-------- Listed records
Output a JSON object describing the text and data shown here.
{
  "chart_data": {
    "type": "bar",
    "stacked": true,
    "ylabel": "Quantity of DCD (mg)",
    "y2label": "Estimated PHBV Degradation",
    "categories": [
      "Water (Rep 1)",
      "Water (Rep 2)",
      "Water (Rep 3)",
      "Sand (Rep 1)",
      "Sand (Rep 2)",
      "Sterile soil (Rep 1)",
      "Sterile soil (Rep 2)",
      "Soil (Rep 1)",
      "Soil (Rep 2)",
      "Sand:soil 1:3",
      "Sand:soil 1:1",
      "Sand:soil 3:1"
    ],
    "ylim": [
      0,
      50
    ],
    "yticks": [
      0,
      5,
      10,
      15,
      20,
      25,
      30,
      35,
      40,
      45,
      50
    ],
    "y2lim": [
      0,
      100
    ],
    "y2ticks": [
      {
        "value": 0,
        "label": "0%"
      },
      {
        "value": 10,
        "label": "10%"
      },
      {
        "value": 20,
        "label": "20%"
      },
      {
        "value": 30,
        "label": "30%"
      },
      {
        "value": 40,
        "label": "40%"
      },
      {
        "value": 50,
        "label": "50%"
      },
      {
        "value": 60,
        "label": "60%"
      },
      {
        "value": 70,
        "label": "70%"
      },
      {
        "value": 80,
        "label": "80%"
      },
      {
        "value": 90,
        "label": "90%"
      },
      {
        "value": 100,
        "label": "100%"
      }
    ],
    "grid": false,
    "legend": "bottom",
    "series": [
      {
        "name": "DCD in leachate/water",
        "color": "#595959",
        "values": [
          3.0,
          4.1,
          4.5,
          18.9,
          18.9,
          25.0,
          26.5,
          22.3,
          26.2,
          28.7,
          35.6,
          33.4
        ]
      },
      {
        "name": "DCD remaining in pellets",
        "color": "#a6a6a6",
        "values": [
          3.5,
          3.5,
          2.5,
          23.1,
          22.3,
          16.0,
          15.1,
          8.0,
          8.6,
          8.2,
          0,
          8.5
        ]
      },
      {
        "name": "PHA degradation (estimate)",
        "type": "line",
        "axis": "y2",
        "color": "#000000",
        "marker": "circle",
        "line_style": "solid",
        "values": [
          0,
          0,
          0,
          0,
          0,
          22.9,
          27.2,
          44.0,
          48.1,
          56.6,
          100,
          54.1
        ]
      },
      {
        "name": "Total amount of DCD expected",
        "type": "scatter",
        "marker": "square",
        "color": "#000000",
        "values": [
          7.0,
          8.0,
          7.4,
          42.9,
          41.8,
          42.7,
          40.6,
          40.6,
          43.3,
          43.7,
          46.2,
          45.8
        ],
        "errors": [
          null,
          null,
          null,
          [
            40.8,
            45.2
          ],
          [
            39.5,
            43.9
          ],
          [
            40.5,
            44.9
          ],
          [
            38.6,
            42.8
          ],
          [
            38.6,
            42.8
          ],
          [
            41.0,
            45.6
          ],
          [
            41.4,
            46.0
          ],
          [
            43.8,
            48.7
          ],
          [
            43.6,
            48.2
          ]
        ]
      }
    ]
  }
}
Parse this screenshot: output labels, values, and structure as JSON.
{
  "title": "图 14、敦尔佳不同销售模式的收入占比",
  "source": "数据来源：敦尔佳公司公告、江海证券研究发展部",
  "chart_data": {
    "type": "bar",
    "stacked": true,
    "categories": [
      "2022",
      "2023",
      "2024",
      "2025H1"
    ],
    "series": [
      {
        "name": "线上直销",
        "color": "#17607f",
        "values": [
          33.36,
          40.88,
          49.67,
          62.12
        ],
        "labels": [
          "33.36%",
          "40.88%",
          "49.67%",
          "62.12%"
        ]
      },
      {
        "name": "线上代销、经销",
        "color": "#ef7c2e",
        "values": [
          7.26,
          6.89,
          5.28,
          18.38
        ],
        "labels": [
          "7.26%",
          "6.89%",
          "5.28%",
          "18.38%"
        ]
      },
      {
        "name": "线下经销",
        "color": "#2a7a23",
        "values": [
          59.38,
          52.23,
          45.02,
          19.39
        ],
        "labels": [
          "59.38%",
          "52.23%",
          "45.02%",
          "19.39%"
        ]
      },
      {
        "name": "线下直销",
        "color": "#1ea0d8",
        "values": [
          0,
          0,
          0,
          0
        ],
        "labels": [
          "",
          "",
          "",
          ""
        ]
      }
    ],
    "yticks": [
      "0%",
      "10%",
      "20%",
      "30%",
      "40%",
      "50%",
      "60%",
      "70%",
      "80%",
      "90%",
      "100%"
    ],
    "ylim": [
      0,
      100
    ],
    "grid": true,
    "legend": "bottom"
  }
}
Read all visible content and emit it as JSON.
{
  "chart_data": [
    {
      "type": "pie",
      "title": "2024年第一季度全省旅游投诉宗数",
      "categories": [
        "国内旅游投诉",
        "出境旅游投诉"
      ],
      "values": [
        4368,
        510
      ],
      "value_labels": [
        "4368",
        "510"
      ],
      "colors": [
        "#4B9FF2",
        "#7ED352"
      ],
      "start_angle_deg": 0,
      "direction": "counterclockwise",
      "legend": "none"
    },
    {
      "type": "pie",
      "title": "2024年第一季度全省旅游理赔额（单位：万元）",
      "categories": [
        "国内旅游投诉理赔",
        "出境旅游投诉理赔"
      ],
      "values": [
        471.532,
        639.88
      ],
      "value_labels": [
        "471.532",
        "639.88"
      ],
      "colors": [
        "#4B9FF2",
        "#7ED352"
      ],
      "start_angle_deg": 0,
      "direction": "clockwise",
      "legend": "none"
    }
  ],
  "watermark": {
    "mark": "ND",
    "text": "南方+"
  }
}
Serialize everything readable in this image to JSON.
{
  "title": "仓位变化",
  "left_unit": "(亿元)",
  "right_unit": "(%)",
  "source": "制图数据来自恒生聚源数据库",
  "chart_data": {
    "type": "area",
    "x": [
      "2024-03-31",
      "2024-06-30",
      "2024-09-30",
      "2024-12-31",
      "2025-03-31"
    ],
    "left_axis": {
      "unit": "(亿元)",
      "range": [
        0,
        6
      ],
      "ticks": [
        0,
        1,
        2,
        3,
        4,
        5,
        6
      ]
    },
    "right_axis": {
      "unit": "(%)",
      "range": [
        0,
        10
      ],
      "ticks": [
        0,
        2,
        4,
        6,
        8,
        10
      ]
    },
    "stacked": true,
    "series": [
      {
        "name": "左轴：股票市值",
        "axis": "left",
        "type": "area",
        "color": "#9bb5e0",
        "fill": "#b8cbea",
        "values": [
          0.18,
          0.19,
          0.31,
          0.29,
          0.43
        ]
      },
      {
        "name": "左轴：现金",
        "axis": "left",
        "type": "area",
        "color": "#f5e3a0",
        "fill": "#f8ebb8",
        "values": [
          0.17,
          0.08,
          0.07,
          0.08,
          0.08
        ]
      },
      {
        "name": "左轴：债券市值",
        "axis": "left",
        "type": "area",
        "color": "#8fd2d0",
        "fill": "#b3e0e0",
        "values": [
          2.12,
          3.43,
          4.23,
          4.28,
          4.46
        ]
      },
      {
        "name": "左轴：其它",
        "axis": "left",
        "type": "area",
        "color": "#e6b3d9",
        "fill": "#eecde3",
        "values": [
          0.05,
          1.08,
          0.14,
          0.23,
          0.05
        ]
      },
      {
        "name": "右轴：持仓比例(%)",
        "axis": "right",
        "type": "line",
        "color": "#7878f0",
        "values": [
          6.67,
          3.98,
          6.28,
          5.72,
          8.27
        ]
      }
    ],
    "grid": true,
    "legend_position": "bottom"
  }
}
----------------
— Written task —
Which lines in the records above contain the string "bottom"? Copy each one.

— Full answer —
    "legend": "bottom",
    "legend": "bottom"
    "legend_position": "bottom"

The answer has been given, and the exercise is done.